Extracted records
####
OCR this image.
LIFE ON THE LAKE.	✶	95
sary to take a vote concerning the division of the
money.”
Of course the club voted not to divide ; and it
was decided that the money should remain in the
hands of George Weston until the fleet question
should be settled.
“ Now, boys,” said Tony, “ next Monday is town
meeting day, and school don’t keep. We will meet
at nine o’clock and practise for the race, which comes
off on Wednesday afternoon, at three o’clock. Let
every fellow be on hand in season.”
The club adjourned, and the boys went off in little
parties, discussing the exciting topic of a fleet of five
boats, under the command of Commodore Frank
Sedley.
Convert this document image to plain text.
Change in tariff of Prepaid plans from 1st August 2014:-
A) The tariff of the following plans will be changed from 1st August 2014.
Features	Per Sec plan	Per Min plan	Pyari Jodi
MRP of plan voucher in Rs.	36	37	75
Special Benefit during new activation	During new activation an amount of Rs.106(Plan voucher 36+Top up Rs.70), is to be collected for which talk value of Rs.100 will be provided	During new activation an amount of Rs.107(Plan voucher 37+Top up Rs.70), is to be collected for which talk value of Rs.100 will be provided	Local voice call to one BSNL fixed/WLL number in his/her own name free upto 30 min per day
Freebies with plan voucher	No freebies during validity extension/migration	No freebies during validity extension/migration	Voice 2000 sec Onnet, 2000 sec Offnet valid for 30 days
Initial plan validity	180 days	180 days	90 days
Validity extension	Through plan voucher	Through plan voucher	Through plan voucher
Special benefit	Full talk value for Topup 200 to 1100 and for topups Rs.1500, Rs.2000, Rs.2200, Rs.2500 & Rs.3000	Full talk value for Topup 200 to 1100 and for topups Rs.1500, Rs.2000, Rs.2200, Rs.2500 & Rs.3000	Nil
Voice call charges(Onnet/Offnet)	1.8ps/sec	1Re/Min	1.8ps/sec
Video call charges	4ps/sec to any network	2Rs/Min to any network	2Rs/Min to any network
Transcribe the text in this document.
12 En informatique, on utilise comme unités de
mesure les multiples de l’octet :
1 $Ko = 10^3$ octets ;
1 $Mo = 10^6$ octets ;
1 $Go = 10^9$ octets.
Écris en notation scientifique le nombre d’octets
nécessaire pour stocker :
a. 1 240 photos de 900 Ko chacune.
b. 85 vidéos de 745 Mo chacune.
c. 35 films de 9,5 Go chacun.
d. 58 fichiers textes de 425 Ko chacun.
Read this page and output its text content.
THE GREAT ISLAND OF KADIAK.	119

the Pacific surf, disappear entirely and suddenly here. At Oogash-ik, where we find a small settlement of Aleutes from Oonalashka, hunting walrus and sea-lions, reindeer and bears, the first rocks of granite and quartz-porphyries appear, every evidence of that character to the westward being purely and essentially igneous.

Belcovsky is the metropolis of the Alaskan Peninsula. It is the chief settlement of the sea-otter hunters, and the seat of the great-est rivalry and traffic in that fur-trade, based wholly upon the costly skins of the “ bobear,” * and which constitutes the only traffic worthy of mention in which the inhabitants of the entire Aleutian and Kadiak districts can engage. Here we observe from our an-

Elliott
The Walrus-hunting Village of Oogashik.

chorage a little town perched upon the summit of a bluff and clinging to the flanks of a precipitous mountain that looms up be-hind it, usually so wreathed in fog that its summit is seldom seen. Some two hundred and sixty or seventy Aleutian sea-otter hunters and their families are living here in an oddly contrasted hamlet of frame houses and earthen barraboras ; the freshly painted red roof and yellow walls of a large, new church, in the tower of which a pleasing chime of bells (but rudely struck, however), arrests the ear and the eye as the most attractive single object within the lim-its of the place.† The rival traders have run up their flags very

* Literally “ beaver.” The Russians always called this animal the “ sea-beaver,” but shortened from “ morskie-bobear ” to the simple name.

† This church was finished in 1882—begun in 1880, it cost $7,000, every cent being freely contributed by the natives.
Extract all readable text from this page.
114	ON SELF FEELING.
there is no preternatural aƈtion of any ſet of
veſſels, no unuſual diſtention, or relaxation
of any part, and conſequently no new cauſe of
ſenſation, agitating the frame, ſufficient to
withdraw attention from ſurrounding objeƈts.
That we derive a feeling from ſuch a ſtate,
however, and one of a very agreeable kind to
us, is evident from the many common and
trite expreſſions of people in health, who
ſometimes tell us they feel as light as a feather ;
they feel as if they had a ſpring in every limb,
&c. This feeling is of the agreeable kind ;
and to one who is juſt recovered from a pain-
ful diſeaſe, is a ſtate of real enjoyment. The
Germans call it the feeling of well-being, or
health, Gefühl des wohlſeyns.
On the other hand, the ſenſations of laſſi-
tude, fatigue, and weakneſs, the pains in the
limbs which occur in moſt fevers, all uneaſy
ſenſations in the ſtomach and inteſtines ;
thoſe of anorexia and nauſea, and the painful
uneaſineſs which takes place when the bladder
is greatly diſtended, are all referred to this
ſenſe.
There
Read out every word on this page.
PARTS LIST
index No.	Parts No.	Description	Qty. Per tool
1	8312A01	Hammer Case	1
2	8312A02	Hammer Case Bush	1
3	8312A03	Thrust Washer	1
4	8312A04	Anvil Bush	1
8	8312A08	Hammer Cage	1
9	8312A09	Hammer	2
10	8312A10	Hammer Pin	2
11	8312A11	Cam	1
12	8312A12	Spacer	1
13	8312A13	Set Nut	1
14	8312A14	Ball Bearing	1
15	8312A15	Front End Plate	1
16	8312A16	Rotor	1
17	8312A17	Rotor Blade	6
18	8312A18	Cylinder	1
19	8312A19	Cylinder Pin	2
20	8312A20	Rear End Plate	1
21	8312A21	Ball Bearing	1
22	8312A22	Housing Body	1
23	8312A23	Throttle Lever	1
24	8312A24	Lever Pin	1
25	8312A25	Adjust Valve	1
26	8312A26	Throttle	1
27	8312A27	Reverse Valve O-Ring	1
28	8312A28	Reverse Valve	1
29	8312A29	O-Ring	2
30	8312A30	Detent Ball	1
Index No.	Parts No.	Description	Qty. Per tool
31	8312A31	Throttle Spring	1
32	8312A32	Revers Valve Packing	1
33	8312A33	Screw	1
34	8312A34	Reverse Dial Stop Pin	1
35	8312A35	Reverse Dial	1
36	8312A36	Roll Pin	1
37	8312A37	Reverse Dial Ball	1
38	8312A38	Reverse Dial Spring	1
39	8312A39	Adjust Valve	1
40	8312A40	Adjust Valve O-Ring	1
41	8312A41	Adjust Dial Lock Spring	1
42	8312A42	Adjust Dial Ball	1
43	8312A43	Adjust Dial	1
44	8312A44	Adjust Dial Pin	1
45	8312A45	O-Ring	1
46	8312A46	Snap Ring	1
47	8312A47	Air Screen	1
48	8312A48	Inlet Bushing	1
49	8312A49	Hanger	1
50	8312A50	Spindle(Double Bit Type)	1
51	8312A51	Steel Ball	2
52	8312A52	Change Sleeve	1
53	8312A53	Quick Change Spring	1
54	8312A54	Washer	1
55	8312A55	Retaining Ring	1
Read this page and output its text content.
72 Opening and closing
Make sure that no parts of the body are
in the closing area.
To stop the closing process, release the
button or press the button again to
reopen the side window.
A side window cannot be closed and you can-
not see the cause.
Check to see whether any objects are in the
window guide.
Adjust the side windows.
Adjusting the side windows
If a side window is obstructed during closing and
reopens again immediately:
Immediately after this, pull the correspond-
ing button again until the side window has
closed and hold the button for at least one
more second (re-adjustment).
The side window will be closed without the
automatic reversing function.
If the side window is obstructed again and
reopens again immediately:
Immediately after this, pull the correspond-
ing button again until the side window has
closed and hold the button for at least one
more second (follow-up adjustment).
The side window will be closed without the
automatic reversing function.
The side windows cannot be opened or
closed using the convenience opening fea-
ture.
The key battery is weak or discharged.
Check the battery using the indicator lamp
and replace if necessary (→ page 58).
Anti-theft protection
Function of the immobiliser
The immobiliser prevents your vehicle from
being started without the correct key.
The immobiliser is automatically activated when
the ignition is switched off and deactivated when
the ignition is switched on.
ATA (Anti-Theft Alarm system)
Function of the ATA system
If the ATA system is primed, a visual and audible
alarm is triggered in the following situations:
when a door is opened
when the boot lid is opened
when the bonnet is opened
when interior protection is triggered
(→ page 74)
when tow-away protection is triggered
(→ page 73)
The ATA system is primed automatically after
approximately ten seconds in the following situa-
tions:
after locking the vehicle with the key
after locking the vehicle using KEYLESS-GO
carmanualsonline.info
####
Within the listing above, find every line containing the string "triggered" and return it.

alarm is triggered in the following situations:
when interior protection is triggered
when tow-away protection is triggered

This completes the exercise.